*Records*
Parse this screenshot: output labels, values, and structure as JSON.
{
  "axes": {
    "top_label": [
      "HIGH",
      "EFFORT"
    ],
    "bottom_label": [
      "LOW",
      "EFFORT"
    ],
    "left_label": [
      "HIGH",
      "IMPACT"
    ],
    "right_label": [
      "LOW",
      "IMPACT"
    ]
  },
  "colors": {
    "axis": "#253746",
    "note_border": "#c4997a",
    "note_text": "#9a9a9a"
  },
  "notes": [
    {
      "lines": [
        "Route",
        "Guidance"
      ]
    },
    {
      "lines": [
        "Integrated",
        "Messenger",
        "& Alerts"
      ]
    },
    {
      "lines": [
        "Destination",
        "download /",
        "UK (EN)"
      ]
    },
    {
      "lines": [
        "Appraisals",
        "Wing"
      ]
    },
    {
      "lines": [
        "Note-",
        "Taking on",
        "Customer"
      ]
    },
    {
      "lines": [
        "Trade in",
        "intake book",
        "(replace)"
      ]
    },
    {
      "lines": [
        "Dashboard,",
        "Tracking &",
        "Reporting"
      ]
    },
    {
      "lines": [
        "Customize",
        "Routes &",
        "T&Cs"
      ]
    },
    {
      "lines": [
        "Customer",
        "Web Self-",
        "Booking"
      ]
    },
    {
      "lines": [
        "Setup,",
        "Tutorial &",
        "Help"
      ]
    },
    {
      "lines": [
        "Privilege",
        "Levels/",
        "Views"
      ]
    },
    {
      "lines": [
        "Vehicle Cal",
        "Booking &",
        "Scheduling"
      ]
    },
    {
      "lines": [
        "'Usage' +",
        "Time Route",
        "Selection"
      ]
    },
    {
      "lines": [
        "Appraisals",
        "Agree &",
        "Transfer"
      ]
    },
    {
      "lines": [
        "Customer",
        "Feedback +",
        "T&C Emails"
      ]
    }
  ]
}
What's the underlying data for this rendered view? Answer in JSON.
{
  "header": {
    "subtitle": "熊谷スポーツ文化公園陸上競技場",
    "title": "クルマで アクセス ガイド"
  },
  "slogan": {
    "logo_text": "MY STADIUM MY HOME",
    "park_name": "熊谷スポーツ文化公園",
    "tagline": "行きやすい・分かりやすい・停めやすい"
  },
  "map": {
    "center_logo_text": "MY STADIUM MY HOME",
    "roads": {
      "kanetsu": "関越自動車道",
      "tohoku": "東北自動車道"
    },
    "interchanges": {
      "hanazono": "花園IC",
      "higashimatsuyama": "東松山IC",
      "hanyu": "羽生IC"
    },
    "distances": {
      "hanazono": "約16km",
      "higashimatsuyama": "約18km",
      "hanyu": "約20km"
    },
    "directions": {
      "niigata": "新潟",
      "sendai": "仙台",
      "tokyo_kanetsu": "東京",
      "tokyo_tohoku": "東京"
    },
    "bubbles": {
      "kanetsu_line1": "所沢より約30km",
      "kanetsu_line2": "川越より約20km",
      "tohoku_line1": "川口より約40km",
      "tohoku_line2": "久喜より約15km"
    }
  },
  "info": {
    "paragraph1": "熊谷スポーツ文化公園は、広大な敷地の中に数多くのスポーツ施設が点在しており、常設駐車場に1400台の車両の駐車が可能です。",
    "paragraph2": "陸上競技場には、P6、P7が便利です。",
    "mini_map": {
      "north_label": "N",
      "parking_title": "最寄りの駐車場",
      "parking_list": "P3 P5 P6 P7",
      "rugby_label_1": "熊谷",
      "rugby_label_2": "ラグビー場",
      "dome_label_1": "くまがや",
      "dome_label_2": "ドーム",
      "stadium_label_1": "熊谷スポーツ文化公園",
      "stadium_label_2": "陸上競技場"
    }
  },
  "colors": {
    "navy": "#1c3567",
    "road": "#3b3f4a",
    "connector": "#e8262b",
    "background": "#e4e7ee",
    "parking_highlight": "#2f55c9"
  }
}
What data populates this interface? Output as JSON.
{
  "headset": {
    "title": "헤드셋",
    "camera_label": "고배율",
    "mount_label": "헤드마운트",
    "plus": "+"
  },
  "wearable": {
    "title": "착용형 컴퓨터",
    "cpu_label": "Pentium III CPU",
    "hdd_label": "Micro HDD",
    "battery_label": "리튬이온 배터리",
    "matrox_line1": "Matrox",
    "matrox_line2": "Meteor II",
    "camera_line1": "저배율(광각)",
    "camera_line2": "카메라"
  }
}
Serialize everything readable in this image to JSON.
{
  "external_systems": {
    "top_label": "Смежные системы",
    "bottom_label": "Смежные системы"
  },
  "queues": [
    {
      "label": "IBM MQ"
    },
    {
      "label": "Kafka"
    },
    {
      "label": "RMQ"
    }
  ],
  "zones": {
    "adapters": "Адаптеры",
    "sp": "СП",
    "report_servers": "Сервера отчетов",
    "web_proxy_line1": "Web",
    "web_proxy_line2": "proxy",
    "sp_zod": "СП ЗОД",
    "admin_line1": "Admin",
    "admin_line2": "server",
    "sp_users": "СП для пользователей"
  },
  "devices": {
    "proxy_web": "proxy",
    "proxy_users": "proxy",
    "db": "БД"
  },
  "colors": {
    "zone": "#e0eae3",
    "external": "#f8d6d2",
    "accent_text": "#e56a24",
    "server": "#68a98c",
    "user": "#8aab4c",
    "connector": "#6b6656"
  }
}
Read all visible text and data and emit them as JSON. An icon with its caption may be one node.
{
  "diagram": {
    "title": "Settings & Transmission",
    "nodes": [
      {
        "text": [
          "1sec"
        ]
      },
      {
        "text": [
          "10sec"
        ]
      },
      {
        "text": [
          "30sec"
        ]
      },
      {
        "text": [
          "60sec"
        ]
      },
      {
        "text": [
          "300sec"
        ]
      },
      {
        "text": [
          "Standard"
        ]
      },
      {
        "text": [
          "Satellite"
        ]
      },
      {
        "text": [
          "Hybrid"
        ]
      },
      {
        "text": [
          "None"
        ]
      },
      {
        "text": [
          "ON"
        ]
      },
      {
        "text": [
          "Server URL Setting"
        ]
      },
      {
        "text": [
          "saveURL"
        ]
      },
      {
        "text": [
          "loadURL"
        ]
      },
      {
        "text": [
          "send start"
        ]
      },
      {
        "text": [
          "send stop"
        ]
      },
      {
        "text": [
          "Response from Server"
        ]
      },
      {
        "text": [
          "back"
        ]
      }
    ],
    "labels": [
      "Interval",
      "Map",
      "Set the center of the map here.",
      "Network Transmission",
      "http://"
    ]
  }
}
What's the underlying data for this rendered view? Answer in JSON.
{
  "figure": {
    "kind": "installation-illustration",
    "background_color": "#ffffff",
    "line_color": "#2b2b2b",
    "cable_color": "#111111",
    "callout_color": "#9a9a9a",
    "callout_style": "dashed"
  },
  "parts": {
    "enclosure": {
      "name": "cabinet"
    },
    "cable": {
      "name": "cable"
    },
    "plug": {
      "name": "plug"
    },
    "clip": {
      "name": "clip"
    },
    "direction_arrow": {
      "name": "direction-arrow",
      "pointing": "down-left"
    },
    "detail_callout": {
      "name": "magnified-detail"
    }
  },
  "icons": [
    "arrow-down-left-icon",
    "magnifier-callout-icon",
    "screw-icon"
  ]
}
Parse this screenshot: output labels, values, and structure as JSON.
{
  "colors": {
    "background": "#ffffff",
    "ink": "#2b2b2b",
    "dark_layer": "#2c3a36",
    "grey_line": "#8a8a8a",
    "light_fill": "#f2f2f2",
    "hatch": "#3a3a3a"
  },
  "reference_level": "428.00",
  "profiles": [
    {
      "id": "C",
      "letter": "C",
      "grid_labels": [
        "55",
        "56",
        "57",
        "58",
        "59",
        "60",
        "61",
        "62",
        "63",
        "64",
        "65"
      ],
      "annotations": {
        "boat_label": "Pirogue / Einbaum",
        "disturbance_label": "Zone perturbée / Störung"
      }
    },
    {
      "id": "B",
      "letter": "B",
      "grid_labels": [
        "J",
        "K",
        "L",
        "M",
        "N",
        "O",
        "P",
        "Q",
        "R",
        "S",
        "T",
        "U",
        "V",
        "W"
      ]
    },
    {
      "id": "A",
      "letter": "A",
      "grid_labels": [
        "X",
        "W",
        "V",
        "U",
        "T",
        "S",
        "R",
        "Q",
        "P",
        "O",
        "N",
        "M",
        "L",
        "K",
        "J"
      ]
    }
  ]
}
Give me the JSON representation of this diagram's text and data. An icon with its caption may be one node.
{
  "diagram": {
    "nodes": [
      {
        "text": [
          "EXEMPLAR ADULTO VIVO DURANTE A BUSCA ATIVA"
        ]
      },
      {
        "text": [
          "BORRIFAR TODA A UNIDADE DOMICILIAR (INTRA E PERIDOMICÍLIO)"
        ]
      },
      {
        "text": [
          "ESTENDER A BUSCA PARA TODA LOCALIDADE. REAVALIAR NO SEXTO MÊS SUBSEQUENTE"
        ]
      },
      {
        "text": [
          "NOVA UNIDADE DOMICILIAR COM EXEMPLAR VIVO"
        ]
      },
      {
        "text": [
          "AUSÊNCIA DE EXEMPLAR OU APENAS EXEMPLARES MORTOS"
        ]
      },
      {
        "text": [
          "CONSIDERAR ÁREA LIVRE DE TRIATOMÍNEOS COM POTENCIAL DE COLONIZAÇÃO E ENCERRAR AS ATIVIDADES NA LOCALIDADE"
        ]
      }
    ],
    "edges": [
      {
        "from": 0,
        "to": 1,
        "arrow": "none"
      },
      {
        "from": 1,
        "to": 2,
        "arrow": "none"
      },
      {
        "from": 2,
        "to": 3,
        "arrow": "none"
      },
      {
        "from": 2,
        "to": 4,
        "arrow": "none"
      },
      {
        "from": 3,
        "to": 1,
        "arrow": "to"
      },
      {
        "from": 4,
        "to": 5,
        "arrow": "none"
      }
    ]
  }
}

*What is needed*
Reply with nothing except the number of lines in the listing above that include "from".

*Answer below*
7